• PROBLEM TO WORK ON
All entries should be output exactly as they stand.

• GIVEN ENTRIES
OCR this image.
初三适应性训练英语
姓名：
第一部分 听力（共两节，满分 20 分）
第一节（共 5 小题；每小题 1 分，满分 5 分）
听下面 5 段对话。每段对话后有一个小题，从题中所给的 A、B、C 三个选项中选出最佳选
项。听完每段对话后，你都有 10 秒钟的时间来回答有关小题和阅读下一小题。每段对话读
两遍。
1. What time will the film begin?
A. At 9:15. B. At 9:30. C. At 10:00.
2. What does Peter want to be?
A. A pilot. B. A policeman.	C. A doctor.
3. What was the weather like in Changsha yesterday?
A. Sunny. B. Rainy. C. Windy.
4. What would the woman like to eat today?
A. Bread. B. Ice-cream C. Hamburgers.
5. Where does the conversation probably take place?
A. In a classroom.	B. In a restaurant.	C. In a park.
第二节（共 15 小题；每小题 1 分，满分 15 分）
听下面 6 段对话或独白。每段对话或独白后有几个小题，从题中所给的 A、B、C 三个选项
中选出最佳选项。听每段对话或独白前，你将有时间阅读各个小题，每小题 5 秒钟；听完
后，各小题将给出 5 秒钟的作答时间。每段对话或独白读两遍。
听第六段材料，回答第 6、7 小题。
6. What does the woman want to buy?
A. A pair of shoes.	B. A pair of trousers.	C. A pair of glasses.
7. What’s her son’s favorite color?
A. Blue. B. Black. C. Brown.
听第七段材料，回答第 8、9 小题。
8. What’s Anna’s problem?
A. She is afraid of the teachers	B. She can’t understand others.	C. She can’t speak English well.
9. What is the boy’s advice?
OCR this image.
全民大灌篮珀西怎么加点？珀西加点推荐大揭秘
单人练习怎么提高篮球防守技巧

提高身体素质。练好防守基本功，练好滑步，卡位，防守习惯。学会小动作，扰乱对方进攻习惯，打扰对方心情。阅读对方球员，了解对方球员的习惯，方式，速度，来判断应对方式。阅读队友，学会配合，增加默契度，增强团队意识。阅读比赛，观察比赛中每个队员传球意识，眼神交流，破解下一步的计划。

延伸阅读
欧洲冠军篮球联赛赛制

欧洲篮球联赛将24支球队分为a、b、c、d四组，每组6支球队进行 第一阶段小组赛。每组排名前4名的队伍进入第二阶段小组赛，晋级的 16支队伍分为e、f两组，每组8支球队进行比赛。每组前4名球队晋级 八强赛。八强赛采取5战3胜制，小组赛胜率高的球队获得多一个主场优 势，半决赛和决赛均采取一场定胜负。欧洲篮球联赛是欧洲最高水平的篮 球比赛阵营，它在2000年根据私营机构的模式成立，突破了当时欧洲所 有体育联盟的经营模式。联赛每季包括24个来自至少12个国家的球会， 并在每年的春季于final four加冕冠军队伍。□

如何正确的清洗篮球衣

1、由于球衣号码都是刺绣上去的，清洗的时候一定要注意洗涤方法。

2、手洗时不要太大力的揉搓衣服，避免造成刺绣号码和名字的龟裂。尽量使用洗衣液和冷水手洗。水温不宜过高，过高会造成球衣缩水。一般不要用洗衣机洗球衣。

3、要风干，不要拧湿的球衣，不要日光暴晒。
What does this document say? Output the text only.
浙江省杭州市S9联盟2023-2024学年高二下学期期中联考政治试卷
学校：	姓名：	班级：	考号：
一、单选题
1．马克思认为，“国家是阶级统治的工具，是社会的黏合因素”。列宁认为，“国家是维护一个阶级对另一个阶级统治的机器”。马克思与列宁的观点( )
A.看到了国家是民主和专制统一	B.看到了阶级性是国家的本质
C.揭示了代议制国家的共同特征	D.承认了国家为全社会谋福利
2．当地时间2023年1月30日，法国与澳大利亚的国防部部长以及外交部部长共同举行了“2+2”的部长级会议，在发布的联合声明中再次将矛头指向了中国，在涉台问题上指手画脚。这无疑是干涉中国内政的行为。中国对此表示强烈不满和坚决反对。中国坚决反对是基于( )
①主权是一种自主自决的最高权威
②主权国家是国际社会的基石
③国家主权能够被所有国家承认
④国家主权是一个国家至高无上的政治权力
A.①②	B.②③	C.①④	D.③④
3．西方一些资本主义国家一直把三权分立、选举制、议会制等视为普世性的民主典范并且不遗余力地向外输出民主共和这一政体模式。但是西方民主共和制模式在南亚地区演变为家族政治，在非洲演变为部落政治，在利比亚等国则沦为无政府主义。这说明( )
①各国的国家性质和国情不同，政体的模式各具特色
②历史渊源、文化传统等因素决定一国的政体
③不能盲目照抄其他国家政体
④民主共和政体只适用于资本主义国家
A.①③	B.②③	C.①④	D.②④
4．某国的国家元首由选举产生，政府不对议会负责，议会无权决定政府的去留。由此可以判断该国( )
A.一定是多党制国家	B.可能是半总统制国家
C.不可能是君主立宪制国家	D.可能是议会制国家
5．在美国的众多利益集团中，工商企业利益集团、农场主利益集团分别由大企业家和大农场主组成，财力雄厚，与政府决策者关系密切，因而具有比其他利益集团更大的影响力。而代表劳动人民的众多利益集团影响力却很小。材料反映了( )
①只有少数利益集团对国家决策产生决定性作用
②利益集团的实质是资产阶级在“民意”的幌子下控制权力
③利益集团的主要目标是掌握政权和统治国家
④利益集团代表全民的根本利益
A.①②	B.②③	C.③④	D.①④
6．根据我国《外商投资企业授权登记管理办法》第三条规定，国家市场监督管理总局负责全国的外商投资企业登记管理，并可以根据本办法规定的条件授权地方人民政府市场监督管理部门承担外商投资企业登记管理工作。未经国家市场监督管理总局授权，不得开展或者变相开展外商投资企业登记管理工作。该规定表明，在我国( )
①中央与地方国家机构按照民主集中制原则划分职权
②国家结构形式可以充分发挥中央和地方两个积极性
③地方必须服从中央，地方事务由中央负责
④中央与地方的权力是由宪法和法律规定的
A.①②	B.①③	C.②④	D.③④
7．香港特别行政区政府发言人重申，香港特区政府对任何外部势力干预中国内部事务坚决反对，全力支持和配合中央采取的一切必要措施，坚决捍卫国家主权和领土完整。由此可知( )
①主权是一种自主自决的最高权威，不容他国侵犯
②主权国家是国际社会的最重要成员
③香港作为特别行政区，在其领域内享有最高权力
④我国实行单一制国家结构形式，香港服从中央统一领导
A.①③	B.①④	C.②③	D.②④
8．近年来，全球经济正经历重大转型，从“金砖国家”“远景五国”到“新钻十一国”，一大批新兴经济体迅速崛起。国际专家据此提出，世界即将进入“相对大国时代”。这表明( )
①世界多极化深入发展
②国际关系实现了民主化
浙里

• FINISHED ANSWER
OCR this image.
初三适应性训练英语
姓名：
第一部分 听力（共两节，满分 20 分）
第一节（共 5 小题；每小题 1 分，满分 5 分）
听下面 5 段对话。每段对话后有一个小题，从题中所给的 A、B、C 三个选项中选出最佳选
项。听完每段对话后，你都有 10 秒钟的时间来回答有关小题和阅读下一小题。每段对话读
两遍。
1. What time will the film begin?
A. At 9:15. B. At 9:30. C. At 10:00.
2. What does Peter want to be?
A. A pilot. B. A policeman.	C. A doctor.
3. What was the weather like in Changsha yesterday?
A. Sunny. B. Rainy. C. Windy.
4. What would the woman like to eat today?
A. Bread. B. Ice-cream C. Hamburgers.
5. Where does the conversation probably take place?
A. In a classroom.	B. In a restaurant.	C. In a park.
第二节（共 15 小题；每小题 1 分，满分 15 分）
听下面 6 段对话或独白。每段对话或独白后有几个小题，从题中所给的 A、B、C 三个选项
中选出最佳选项。听每段对话或独白前，你将有时间阅读各个小题，每小题 5 秒钟；听完
后，各小题将给出 5 秒钟的作答时间。每段对话或独白读两遍。
听第六段材料，回答第 6、7 小题。
6. What does the woman want to buy?
A. A pair of shoes.	B. A pair of trousers.	C. A pair of glasses.
7. What’s her son’s favorite color?
A. Blue. B. Black. C. Brown.
听第七段材料，回答第 8、9 小题。
8. What’s Anna’s problem?
A. She is afraid of the teachers	B. She can’t understand others.	C. She can’t speak English well.
9. What is the boy’s advice?
OCR this image.
全民大灌篮珀西怎么加点？珀西加点推荐大揭秘
单人练习怎么提高篮球防守技巧

提高身体素质。练好防守基本功，练好滑步，卡位，防守习惯。学会小动作，扰乱对方进攻习惯，打扰对方心情。阅读对方球员，了解对方球员的习惯，方式，速度，来判断应对方式。阅读队友，学会配合，增加默契度，增强团队意识。阅读比赛，观察比赛中每个队员传球意识，眼神交流，破解下一步的计划。

延伸阅读
欧洲冠军篮球联赛赛制

欧洲篮球联赛将24支球队分为a、b、c、d四组，每组6支球队进行 第一阶段小组赛。每组排名前4名的队伍进入第二阶段小组赛，晋级的 16支队伍分为e、f两组，每组8支球队进行比赛。每组前4名球队晋级 八强赛。八强赛采取5战3胜制，小组赛胜率高的球队获得多一个主场优 势，半决赛和决赛均采取一场定胜负。欧洲篮球联赛是欧洲最高水平的篮 球比赛阵营，它在2000年根据私营机构的模式成立，突破了当时欧洲所 有体育联盟的经营模式。联赛每季包括24个来自至少12个国家的球会， 并在每年的春季于final four加冕冠军队伍。□

如何正确的清洗篮球衣

1、由于球衣号码都是刺绣上去的，清洗的时候一定要注意洗涤方法。

2、手洗时不要太大力的揉搓衣服，避免造成刺绣号码和名字的龟裂。尽量使用洗衣液和冷水手洗。水温不宜过高，过高会造成球衣缩水。一般不要用洗衣机洗球衣。

3、要风干，不要拧湿的球衣，不要日光暴晒。
What does this document say? Output the text only.
浙江省杭州市S9联盟2023-2024学年高二下学期期中联考政治试卷
学校：	姓名：	班级：	考号：
一、单选题
1．马克思认为，“国家是阶级统治的工具，是社会的黏合因素”。列宁认为，“国家是维护一个阶级对另一个阶级统治的机器”。马克思与列宁的观点( )
A.看到了国家是民主和专制统一	B.看到了阶级性是国家的本质
C.揭示了代议制国家的共同特征	D.承认了国家为全社会谋福利
2．当地时间2023年1月30日，法国与澳大利亚的国防部部长以及外交部部长共同举行了“2+2”的部长级会议，在发布的联合声明中再次将矛头指向了中国，在涉台问题上指手画脚。这无疑是干涉中国内政的行为。中国对此表示强烈不满和坚决反对。中国坚决反对是基于( )
①主权是一种自主自决的最高权威
②主权国家是国际社会的基石
③国家主权能够被所有国家承认
④国家主权是一个国家至高无上的政治权力
A.①②	B.②③	C.①④	D.③④
3．西方一些资本主义国家一直把三权分立、选举制、议会制等视为普世性的民主典范并且不遗余力地向外输出民主共和这一政体模式。但是西方民主共和制模式在南亚地区演变为家族政治，在非洲演变为部落政治，在利比亚等国则沦为无政府主义。这说明( )
①各国的国家性质和国情不同，政体的模式各具特色
②历史渊源、文化传统等因素决定一国的政体
③不能盲目照抄其他国家政体
④民主共和政体只适用于资本主义国家
A.①③	B.②③	C.①④	D.②④
4．某国的国家元首由选举产生，政府不对议会负责，议会无权决定政府的去留。由此可以判断该国( )
A.一定是多党制国家	B.可能是半总统制国家
C.不可能是君主立宪制国家	D.可能是议会制国家
5．在美国的众多利益集团中，工商企业利益集团、农场主利益集团分别由大企业家和大农场主组成，财力雄厚，与政府决策者关系密切，因而具有比其他利益集团更大的影响力。而代表劳动人民的众多利益集团影响力却很小。材料反映了( )
①只有少数利益集团对国家决策产生决定性作用
②利益集团的实质是资产阶级在“民意”的幌子下控制权力
③利益集团的主要目标是掌握政权和统治国家
④利益集团代表全民的根本利益
A.①②	B.②③	C.③④	D.①④
6．根据我国《外商投资企业授权登记管理办法》第三条规定，国家市场监督管理总局负责全国的外商投资企业登记管理，并可以根据本办法规定的条件授权地方人民政府市场监督管理部门承担外商投资企业登记管理工作。未经国家市场监督管理总局授权，不得开展或者变相开展外商投资企业登记管理工作。该规定表明，在我国( )
①中央与地方国家机构按照民主集中制原则划分职权
②国家结构形式可以充分发挥中央和地方两个积极性
③地方必须服从中央，地方事务由中央负责
④中央与地方的权力是由宪法和法律规定的
A.①②	B.①③	C.②④	D.③④
7．香港特别行政区政府发言人重申，香港特区政府对任何外部势力干预中国内部事务坚决反对，全力支持和配合中央采取的一切必要措施，坚决捍卫国家主权和领土完整。由此可知( )
①主权是一种自主自决的最高权威，不容他国侵犯
②主权国家是国际社会的最重要成员
③香港作为特别行政区，在其领域内享有最高权力
④我国实行单一制国家结构形式，香港服从中央统一领导
A.①③	B.①④	C.②③	D.②④
8．近年来，全球经济正经历重大转型，从“金砖国家”“远景五国”到“新钻十一国”，一大批新兴经济体迅速崛起。国际专家据此提出，世界即将进入“相对大国时代”。这表明( )
①世界多极化深入发展
②国际关系实现了民主化
浙里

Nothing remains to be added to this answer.